Task requirements: Output every entry exactly as written, skipping any pictures.

Provided entries:
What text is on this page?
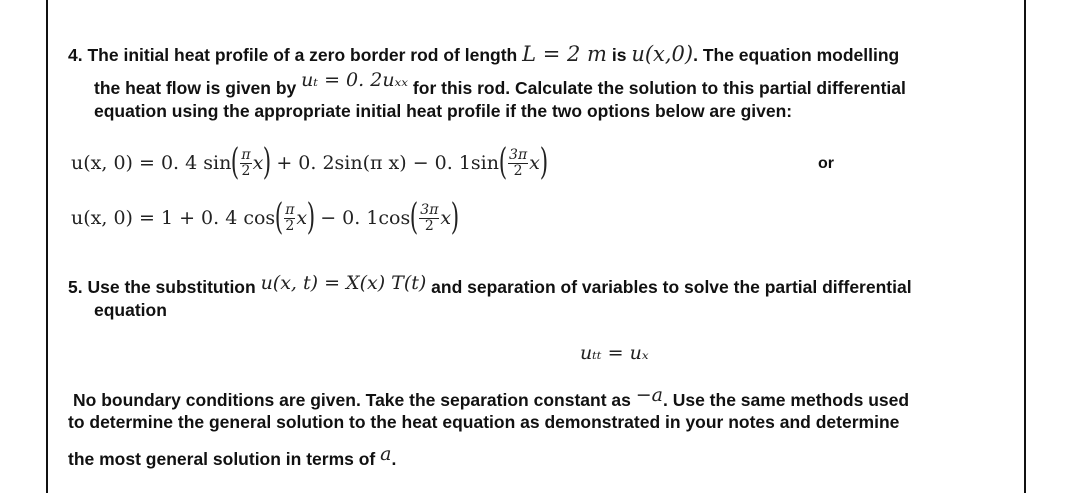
4. The initial heat profile of a zero border rod of length L = 2 m is u(x,0). The equation modelling
the heat flow is given by uₜ = 0. 2uₓₓ for this rod. Calculate the solution to this partial differential
equation using the appropriate initial heat profile if the two options below are given:
u(x, 0) = 0. 4 sin ( $\frac{\pi}{2}$ x ) + 0. 2sin(π x) − 0. 1sin ( $\frac{3\pi}{2}$ x )	or
u(x, 0) = 1 + 0. 4 cos ( $\frac{\pi}{2}$ x ) − 0. 1cos ( $\frac{3\pi}{2}$ x )
5. Use the substitution u(x, t) = X(x) T(t) and separation of variables to solve the partial differential
equation
uₜₜ = uₓ
No boundary conditions are given. Take the separation constant as −a. Use the same methods used
to determine the general solution to the heat equation as demonstrated in your notes and determine
the most general solution in terms of a.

Result for this exercise:
What text is on this page?
4. The initial heat profile of a zero border rod of length L = 2 m is u(x,0). The equation modelling
the heat flow is given by uₜ = 0. 2uₓₓ for this rod. Calculate the solution to this partial differential
equation using the appropriate initial heat profile if the two options below are given:
u(x, 0) = 0. 4 sin ( $\frac{\pi}{2}$ x ) + 0. 2sin(π x) − 0. 1sin ( $\frac{3\pi}{2}$ x )	or
u(x, 0) = 1 + 0. 4 cos ( $\frac{\pi}{2}$ x ) − 0. 1cos ( $\frac{3\pi}{2}$ x )
5. Use the substitution u(x, t) = X(x) T(t) and separation of variables to solve the partial differential
equation
uₜₜ = uₓ
No boundary conditions are given. Take the separation constant as −a. Use the same methods used
to determine the general solution to the heat equation as demonstrated in your notes and determine
the most general solution in terms of a.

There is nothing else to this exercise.